Stored data:
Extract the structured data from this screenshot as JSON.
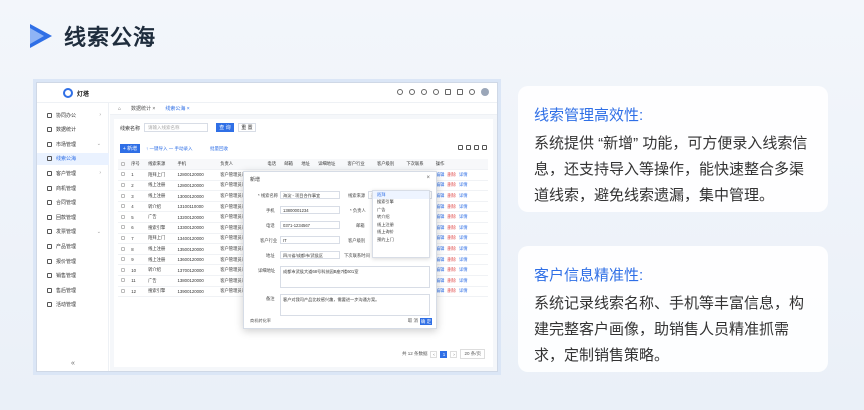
{
  "page": {
    "title": "线索公海",
    "accent": "#2f6fe6"
  },
  "app": {
    "logo_text": "灯塔",
    "sidebar": [
      {
        "label": "协同办公",
        "icon": "cloud-icon",
        "arrow": "›"
      },
      {
        "label": "数据统计",
        "icon": "home-icon",
        "arrow": ""
      },
      {
        "label": "市场管理",
        "icon": "megaphone-icon",
        "arrow": "⌄"
      },
      {
        "label": "线索公海",
        "icon": "list-icon",
        "arrow": "",
        "active": true
      },
      {
        "label": "客户管理",
        "icon": "user-icon",
        "arrow": "›"
      },
      {
        "label": "商机管理",
        "icon": "chart-icon",
        "arrow": ""
      },
      {
        "label": "合同管理",
        "icon": "document-icon",
        "arrow": ""
      },
      {
        "label": "回款管理",
        "icon": "money-icon",
        "arrow": ""
      },
      {
        "label": "发票管理",
        "icon": "invoice-icon",
        "arrow": "⌄"
      },
      {
        "label": "产品管理",
        "icon": "box-icon",
        "arrow": ""
      },
      {
        "label": "报价管理",
        "icon": "tag-icon",
        "arrow": ""
      },
      {
        "label": "销售管理",
        "icon": "cart-icon",
        "arrow": ""
      },
      {
        "label": "售后管理",
        "icon": "tool-icon",
        "arrow": ""
      },
      {
        "label": "活动管理",
        "icon": "calendar-icon",
        "arrow": ""
      }
    ],
    "collapse_label": "«",
    "tabs": [
      {
        "label": "⌂",
        "active": false
      },
      {
        "label": "数据统计 ×",
        "active": false
      },
      {
        "label": "线索公海 ×",
        "active": true
      }
    ],
    "search": {
      "label": "线索名称",
      "placeholder": "请输入线索名称",
      "query_btn": "查 询",
      "reset_btn": "重 置"
    },
    "toolbar": {
      "add_btn": "+ 新增",
      "import_link": "↑ 一键导入 一 手动录入",
      "bulk_link": "批量回收"
    },
    "table": {
      "headers": [
        "",
        "序号",
        "线索来源",
        "手机",
        "负责人",
        "电话",
        "邮箱",
        "地址",
        "详细地址",
        "客户行业",
        "客户级别",
        "下次联系",
        "操作"
      ],
      "rows": [
        [
          "1",
          "陌拜上门",
          "12800120000",
          "客户管理员系...",
          "02"
        ],
        [
          "2",
          "线上注册",
          "12800120000",
          "客户管理员系...",
          "02"
        ],
        [
          "3",
          "线上注册",
          "13000120000",
          "客户管理员系...",
          "02"
        ],
        [
          "4",
          "转介绍",
          "13100110000",
          "客户管理员系...",
          "02"
        ],
        [
          "5",
          "广告",
          "13200120000",
          "客户管理员系...",
          "02"
        ],
        [
          "6",
          "搜索引擎",
          "13300120000",
          "客户管理员系...",
          "02"
        ],
        [
          "7",
          "陌拜上门",
          "13400120000",
          "客户管理员系...",
          "02"
        ],
        [
          "8",
          "线上注册",
          "13500120000",
          "客户管理员系...",
          "02"
        ],
        [
          "9",
          "线上注册",
          "13600120000",
          "客户管理员系...",
          "02"
        ],
        [
          "10",
          "转介绍",
          "13700120000",
          "客户管理员系...",
          "02"
        ],
        [
          "11",
          "广告",
          "13800120000",
          "客户管理员系...",
          "02"
        ],
        [
          "12",
          "搜索引擎",
          "13900120000",
          "客户管理员系...",
          "02"
        ]
      ],
      "ops": {
        "edit": "编辑",
        "delete": "删除",
        "detail": "详情"
      }
    },
    "pager": {
      "total": "共 12 条数据",
      "current": "1",
      "size": "20 条/页"
    },
    "modal": {
      "title": "新增",
      "fields": {
        "name_label": "* 线索名称",
        "name_value": "海淀 - 项目合作事宜",
        "source_label": "线索来源",
        "source_value": "请选择",
        "mobile_label": "手机",
        "mobile_value": "13800001234",
        "owner_label": "* 负责人",
        "phone_label": "电话",
        "phone_value": "0371-1234567",
        "email_label": "邮箱",
        "industry_label": "客户行业",
        "industry_value": "IT",
        "level_label": "客户级别",
        "addr_label": "地址",
        "addr_value": "四川省/成都市/武侯区",
        "next_label": "下次联系时间",
        "detail_label": "详细地址",
        "detail_value": "成都市武侯大道68号科技园B座7楼601室",
        "remark_label": "备注",
        "remark_value": "客户对我司产品比较感兴趣，需要进一步沟通方案。"
      },
      "dropdown": [
        "陌拜",
        "搜索引擎",
        "广告",
        "转介绍",
        "线上注册",
        "线上询价",
        "预约上门"
      ],
      "footer_label": "商机转化率",
      "cancel": "取 消",
      "ok": "确 定"
    }
  },
  "features": [
    {
      "title": "线索管理高效性:",
      "body": "系统提供 “新增” 功能，可方便录入线索信息，还支持导入等操作，能快速整合多渠道线索，避免线索遗漏，集中管理。"
    },
    {
      "title": "客户信息精准性:",
      "body": "系统记录线索名称、手机等丰富信息，构建完整客户画像，助销售人员精准抓需求，定制销售策略。"
    }
  ]
}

Exercise objective:
Without including any picture, repeat the data exactly.

Correct answer:
Extract the structured data from this screenshot as JSON.
{
  "page": {
    "title": "线索公海",
    "accent": "#2f6fe6"
  },
  "app": {
    "logo_text": "灯塔",
    "sidebar": [
      {
        "label": "协同办公",
        "icon": "cloud-icon",
        "arrow": "›"
      },
      {
        "label": "数据统计",
        "icon": "home-icon",
        "arrow": ""
      },
      {
        "label": "市场管理",
        "icon": "megaphone-icon",
        "arrow": "⌄"
      },
      {
        "label": "线索公海",
        "icon": "list-icon",
        "arrow": "",
        "active": true
      },
      {
        "label": "客户管理",
        "icon": "user-icon",
        "arrow": "›"
      },
      {
        "label": "商机管理",
        "icon": "chart-icon",
        "arrow": ""
      },
      {
        "label": "合同管理",
        "icon": "document-icon",
        "arrow": ""
      },
      {
        "label": "回款管理",
        "icon": "money-icon",
        "arrow": ""
      },
      {
        "label": "发票管理",
        "icon": "invoice-icon",
        "arrow": "⌄"
      },
      {
        "label": "产品管理",
        "icon": "box-icon",
        "arrow": ""
      },
      {
        "label": "报价管理",
        "icon": "tag-icon",
        "arrow": ""
      },
      {
        "label": "销售管理",
        "icon": "cart-icon",
        "arrow": ""
      },
      {
        "label": "售后管理",
        "icon": "tool-icon",
        "arrow": ""
      },
      {
        "label": "活动管理",
        "icon": "calendar-icon",
        "arrow": ""
      }
    ],
    "collapse_label": "«",
    "tabs": [
      {
        "label": "⌂",
        "active": false
      },
      {
        "label": "数据统计 ×",
        "active": false
      },
      {
        "label": "线索公海 ×",
        "active": true
      }
    ],
    "search": {
      "label": "线索名称",
      "placeholder": "请输入线索名称",
      "query_btn": "查 询",
      "reset_btn": "重 置"
    },
    "toolbar": {
      "add_btn": "+ 新增",
      "import_link": "↑ 一键导入 一 手动录入",
      "bulk_link": "批量回收"
    },
    "table": {
      "headers": [
        "",
        "序号",
        "线索来源",
        "手机",
        "负责人",
        "电话",
        "邮箱",
        "地址",
        "详细地址",
        "客户行业",
        "客户级别",
        "下次联系",
        "操作"
      ],
      "rows": [
        [
          "1",
          "陌拜上门",
          "12800120000",
          "客户管理员系...",
          "02"
        ],
        [
          "2",
          "线上注册",
          "12800120000",
          "客户管理员系...",
          "02"
        ],
        [
          "3",
          "线上注册",
          "13000120000",
          "客户管理员系...",
          "02"
        ],
        [
          "4",
          "转介绍",
          "13100110000",
          "客户管理员系...",
          "02"
        ],
        [
          "5",
          "广告",
          "13200120000",
          "客户管理员系...",
          "02"
        ],
        [
          "6",
          "搜索引擎",
          "13300120000",
          "客户管理员系...",
          "02"
        ],
        [
          "7",
          "陌拜上门",
          "13400120000",
          "客户管理员系...",
          "02"
        ],
        [
          "8",
          "线上注册",
          "13500120000",
          "客户管理员系...",
          "02"
        ],
        [
          "9",
          "线上注册",
          "13600120000",
          "客户管理员系...",
          "02"
        ],
        [
          "10",
          "转介绍",
          "13700120000",
          "客户管理员系...",
          "02"
        ],
        [
          "11",
          "广告",
          "13800120000",
          "客户管理员系...",
          "02"
        ],
        [
          "12",
          "搜索引擎",
          "13900120000",
          "客户管理员系...",
          "02"
        ]
      ],
      "ops": {
        "edit": "编辑",
        "delete": "删除",
        "detail": "详情"
      }
    },
    "pager": {
      "total": "共 12 条数据",
      "current": "1",
      "size": "20 条/页"
    },
    "modal": {
      "title": "新增",
      "fields": {
        "name_label": "* 线索名称",
        "name_value": "海淀 - 项目合作事宜",
        "source_label": "线索来源",
        "source_value": "请选择",
        "mobile_label": "手机",
        "mobile_value": "13800001234",
        "owner_label": "* 负责人",
        "phone_label": "电话",
        "phone_value": "0371-1234567",
        "email_label": "邮箱",
        "industry_label": "客户行业",
        "industry_value": "IT",
        "level_label": "客户级别",
        "addr_label": "地址",
        "addr_value": "四川省/成都市/武侯区",
        "next_label": "下次联系时间",
        "detail_label": "详细地址",
        "detail_value": "成都市武侯大道68号科技园B座7楼601室",
        "remark_label": "备注",
        "remark_value": "客户对我司产品比较感兴趣，需要进一步沟通方案。"
      },
      "dropdown": [
        "陌拜",
        "搜索引擎",
        "广告",
        "转介绍",
        "线上注册",
        "线上询价",
        "预约上门"
      ],
      "footer_label": "商机转化率",
      "cancel": "取 消",
      "ok": "确 定"
    }
  },
  "features": [
    {
      "title": "线索管理高效性:",
      "body": "系统提供 “新增” 功能，可方便录入线索信息，还支持导入等操作，能快速整合多渠道线索，避免线索遗漏，集中管理。"
    },
    {
      "title": "客户信息精准性:",
      "body": "系统记录线索名称、手机等丰富信息，构建完整客户画像，助销售人员精准抓需求，定制销售策略。"
    }
  ]
}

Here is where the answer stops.